--- START ---

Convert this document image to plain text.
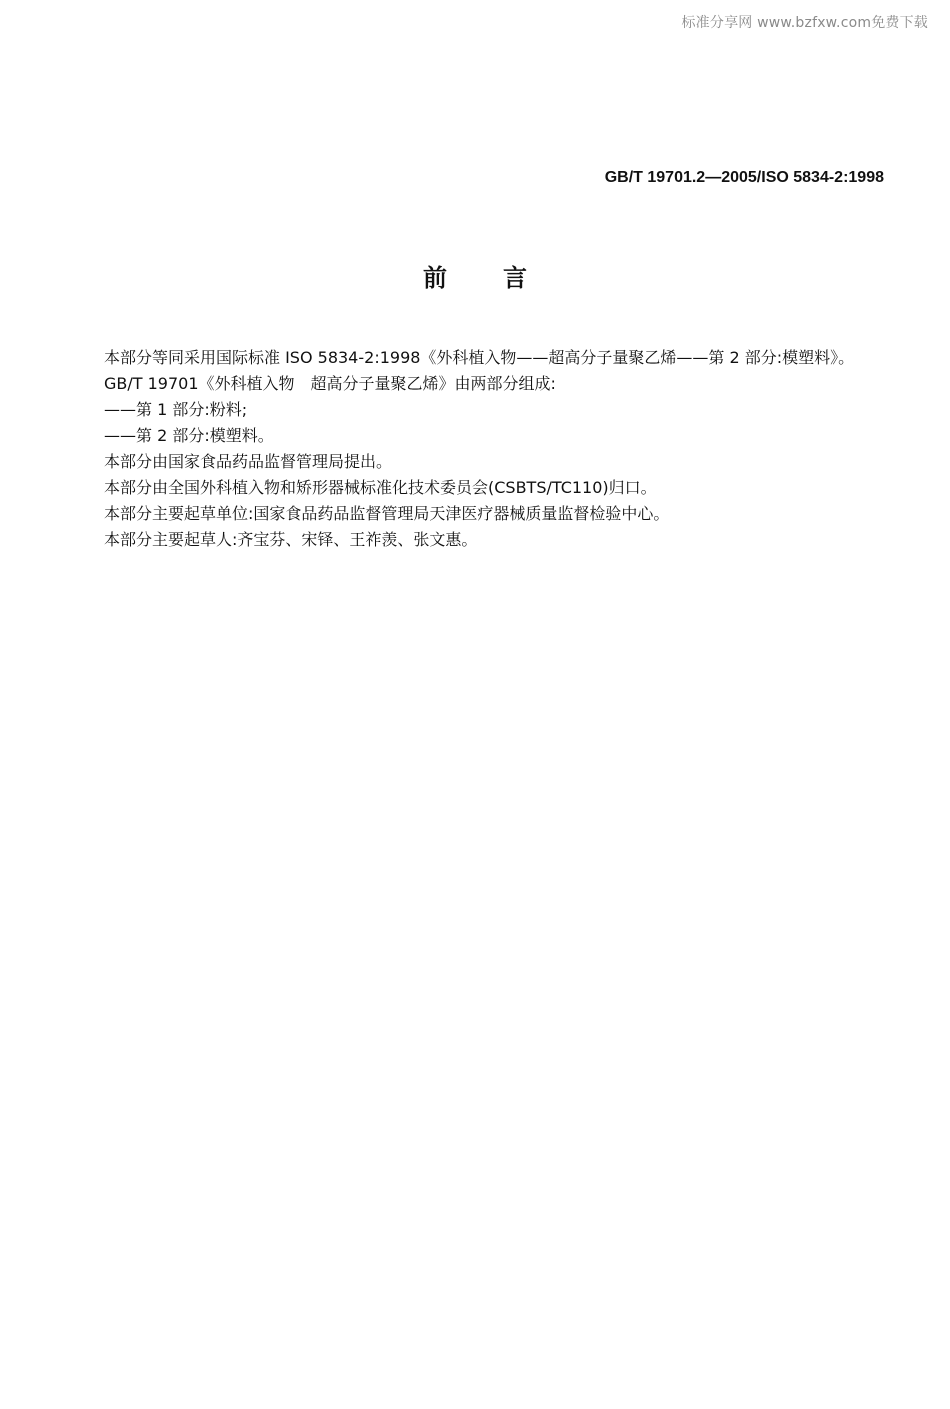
标准分享网 www.bzfxw.com免费下载
GB/T 19701.2—2005/ISO 5834-2:1998
前言

本部分等同采用国际标准 ISO 5834-2:1998《外科植入物——超高分子量聚乙烯——第 2 部分:模塑料》。

GB/T 19701《外科植入物　超高分子量聚乙烯》由两部分组成:

——第 1 部分:粉料;

——第 2 部分:模塑料。

本部分由国家食品药品监督管理局提出。

本部分由全国外科植入物和矫形器械标准化技术委员会(CSBTS/TC110)归口。

本部分主要起草单位:国家食品药品监督管理局天津医疗器械质量监督检验中心。

本部分主要起草人:齐宝芬、宋铎、王祚羡、张文惠。
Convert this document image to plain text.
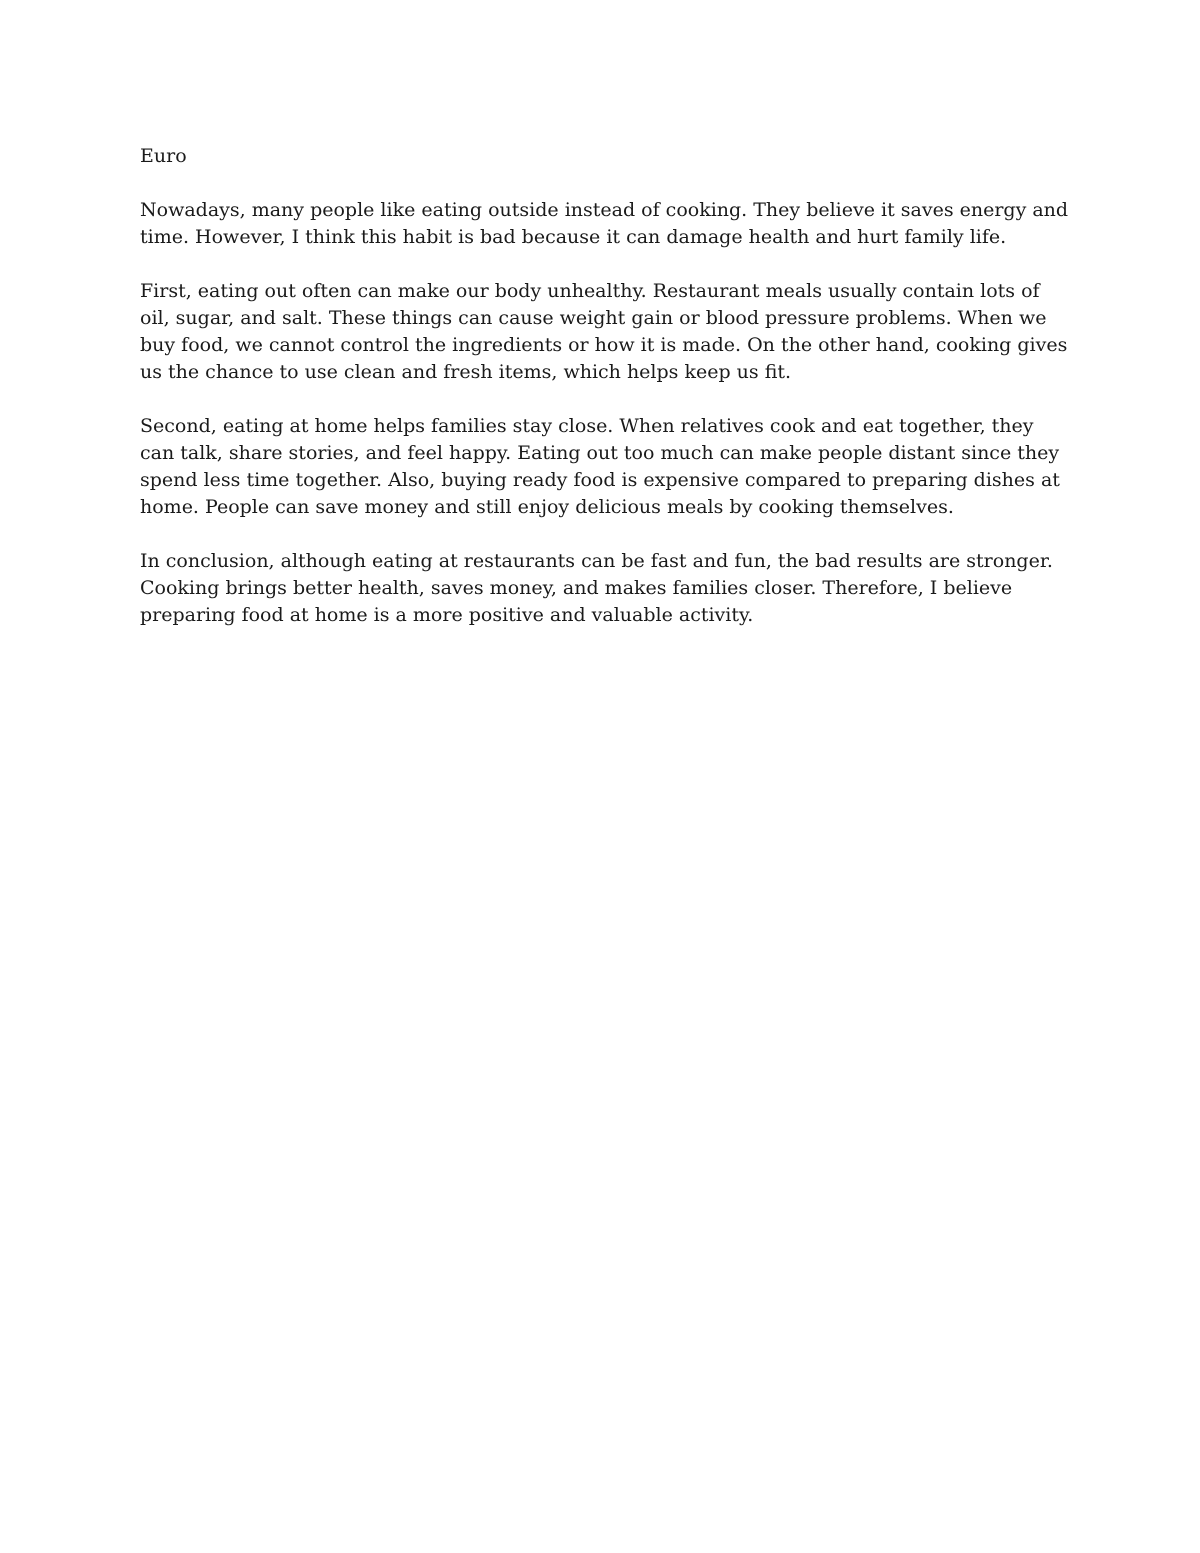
Euro

Nowadays, many people like eating outside instead of cooking. They believe it saves energy and time. However, I think this habit is bad because it can damage health and hurt family life.

First, eating out often can make our body unhealthy. Restaurant meals usually contain lots of oil, sugar, and salt. These things can cause weight gain or blood pressure problems. When we buy food, we cannot control the ingredients or how it is made. On the other hand, cooking gives us the chance to use clean and fresh items, which helps keep us fit.

Second, eating at home helps families stay close. When relatives cook and eat together, they can talk, share stories, and feel happy. Eating out too much can make people distant since they spend less time together. Also, buying ready food is expensive compared to preparing dishes at home. People can save money and still enjoy delicious meals by cooking themselves.

In conclusion, although eating at restaurants can be fast and fun, the bad results are stronger. Cooking brings better health, saves money, and makes families closer. Therefore, I believe preparing food at home is a more positive and valuable activity.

--- END ---

▸ **EXERCISE BRIEF**:
Leave out the pictures and give the listing above again exactly.

▸ **WRITTEN RESPONSE**:
Convert this document image to plain text.
标准分享网 www.bzfxw.com免费下载
GB/T 19701.2—2005/ISO 5834-2:1998
前言

本部分等同采用国际标准 ISO 5834-2:1998《外科植入物——超高分子量聚乙烯——第 2 部分:模塑料》。

GB/T 19701《外科植入物　超高分子量聚乙烯》由两部分组成:

——第 1 部分:粉料;

——第 2 部分:模塑料。

本部分由国家食品药品监督管理局提出。

本部分由全国外科植入物和矫形器械标准化技术委员会(CSBTS/TC110)归口。

本部分主要起草单位:国家食品药品监督管理局天津医疗器械质量监督检验中心。

本部分主要起草人:齐宝芬、宋铎、王祚羡、张文惠。
Convert this document image to plain text.
Euro

Nowadays, many people like eating outside instead of cooking. They believe it saves energy and time. However, I think this habit is bad because it can damage health and hurt family life.

First, eating out often can make our body unhealthy. Restaurant meals usually contain lots of oil, sugar, and salt. These things can cause weight gain or blood pressure problems. When we buy food, we cannot control the ingredients or how it is made. On the other hand, cooking gives us the chance to use clean and fresh items, which helps keep us fit.

Second, eating at home helps families stay close. When relatives cook and eat together, they can talk, share stories, and feel happy. Eating out too much can make people distant since they spend less time together. Also, buying ready food is expensive compared to preparing dishes at home. People can save money and still enjoy delicious meals by cooking themselves.

In conclusion, although eating at restaurants can be fast and fun, the bad results are stronger. Cooking brings better health, saves money, and makes families closer. Therefore, I believe preparing food at home is a more positive and valuable activity.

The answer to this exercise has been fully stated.